=== INPUT RECORDS ===
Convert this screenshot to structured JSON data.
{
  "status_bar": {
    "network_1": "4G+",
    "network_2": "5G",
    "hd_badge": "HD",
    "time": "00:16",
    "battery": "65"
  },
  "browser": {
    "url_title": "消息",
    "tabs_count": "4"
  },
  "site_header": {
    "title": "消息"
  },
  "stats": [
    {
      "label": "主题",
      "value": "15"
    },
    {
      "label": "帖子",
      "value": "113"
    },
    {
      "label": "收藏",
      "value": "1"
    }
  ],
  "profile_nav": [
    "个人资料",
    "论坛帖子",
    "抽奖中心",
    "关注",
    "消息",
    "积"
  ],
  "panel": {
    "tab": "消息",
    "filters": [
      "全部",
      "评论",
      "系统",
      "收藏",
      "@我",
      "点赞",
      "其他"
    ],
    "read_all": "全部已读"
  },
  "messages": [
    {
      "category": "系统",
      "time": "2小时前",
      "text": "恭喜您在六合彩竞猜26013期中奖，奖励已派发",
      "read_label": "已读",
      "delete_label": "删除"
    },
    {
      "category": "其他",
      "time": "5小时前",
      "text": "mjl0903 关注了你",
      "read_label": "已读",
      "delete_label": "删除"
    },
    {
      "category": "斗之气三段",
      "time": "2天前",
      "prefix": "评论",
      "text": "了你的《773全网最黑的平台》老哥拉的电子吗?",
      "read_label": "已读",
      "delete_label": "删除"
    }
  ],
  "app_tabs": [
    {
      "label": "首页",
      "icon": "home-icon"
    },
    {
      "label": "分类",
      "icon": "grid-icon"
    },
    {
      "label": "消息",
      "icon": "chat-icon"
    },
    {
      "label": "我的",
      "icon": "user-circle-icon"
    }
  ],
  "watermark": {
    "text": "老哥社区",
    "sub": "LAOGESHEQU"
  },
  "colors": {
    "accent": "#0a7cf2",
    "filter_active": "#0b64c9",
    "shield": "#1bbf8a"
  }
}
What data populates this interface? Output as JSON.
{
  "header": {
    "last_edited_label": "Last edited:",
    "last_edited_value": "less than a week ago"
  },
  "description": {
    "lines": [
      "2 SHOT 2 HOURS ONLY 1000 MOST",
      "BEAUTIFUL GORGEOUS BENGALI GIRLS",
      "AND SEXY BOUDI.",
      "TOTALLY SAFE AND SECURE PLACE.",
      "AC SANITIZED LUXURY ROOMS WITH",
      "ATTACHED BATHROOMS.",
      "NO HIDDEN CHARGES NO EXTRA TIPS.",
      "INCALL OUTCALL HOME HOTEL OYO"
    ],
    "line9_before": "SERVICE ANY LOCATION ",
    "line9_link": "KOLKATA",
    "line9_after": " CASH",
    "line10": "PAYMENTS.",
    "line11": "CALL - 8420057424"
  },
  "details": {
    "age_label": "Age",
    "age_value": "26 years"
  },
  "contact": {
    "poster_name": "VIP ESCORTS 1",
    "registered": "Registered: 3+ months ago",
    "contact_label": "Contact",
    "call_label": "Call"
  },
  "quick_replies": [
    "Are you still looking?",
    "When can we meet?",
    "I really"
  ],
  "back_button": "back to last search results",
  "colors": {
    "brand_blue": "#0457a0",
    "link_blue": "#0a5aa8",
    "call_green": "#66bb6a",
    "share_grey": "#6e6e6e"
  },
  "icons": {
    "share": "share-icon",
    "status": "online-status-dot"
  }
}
===
__TASK PROMPT__. Repeat word for word every line from the one that holds "What data populates" to the end. Both ends count.

__ANSWER FOR THE TASK__.
What data populates this interface? Output as JSON.
{
  "header": {
    "last_edited_label": "Last edited:",
    "last_edited_value": "less than a week ago"
  },
  "description": {
    "lines": [
      "2 SHOT 2 HOURS ONLY 1000 MOST",
      "BEAUTIFUL GORGEOUS BENGALI GIRLS",
      "AND SEXY BOUDI.",
      "TOTALLY SAFE AND SECURE PLACE.",
      "AC SANITIZED LUXURY ROOMS WITH",
      "ATTACHED BATHROOMS.",
      "NO HIDDEN CHARGES NO EXTRA TIPS.",
      "INCALL OUTCALL HOME HOTEL OYO"
    ],
    "line9_before": "SERVICE ANY LOCATION ",
    "line9_link": "KOLKATA",
    "line9_after": " CASH",
    "line10": "PAYMENTS.",
    "line11": "CALL - 8420057424"
  },
  "details": {
    "age_label": "Age",
    "age_value": "26 years"
  },
  "contact": {
    "poster_name": "VIP ESCORTS 1",
    "registered": "Registered: 3+ months ago",
    "contact_label": "Contact",
    "call_label": "Call"
  },
  "quick_replies": [
    "Are you still looking?",
    "When can we meet?",
    "I really"
  ],
  "back_button": "back to last search results",
  "colors": {
    "brand_blue": "#0457a0",
    "link_blue": "#0a5aa8",
    "call_green": "#66bb6a",
    "share_grey": "#6e6e6e"
  },
  "icons": {
    "share": "share-icon",
    "status": "online-status-dot"
  }
}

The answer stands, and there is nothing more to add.